**Task to complete**
Locate the string "descripcion" throughout the material and copy every line in which it occurs.

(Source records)
--- --- ---

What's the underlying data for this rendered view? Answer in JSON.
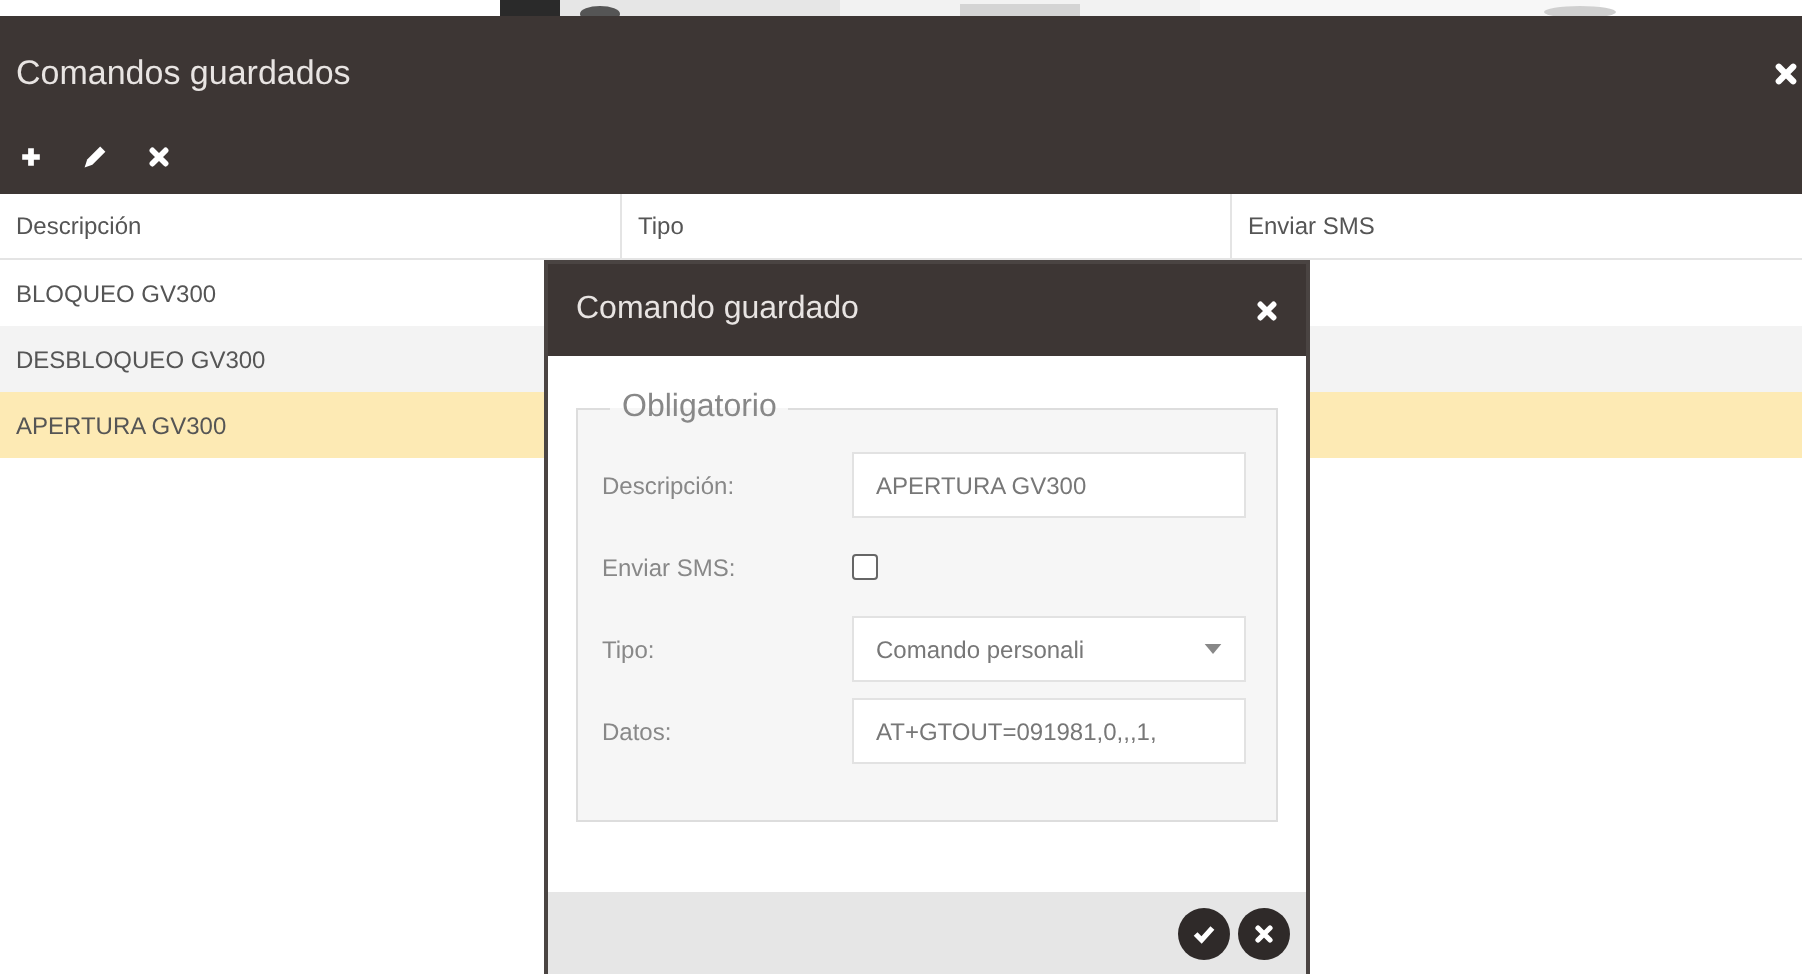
{
  "window": {
    "title": "Comandos guardados"
  },
  "table": {
    "columns": [
      "Descripción",
      "Tipo",
      "Enviar SMS"
    ],
    "rows": [
      {
        "descripcion": "BLOQUEO GV300",
        "selected": false
      },
      {
        "descripcion": "DESBLOQUEO GV300",
        "selected": false
      },
      {
        "descripcion": "APERTURA GV300",
        "selected": true
      }
    ]
  },
  "dialog": {
    "title": "Comando guardado",
    "legend": "Obligatorio",
    "fields": [
      {
        "kind": "text",
        "label": "Descripción:",
        "value": "APERTURA GV300"
      },
      {
        "kind": "checkbox",
        "label": "Enviar SMS:",
        "checked": false
      },
      {
        "kind": "select",
        "label": "Tipo:",
        "value": "Comando personali"
      },
      {
        "kind": "text",
        "label": "Datos:",
        "value": "AT+GTOUT=091981,0,,,1,"
      }
    ]
  }
}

--- --- ---

**Full output**
        "descripcion": "BLOQUEO GV300",
        "descripcion": "DESBLOQUEO GV300",
        "descripcion": "APERTURA GV300",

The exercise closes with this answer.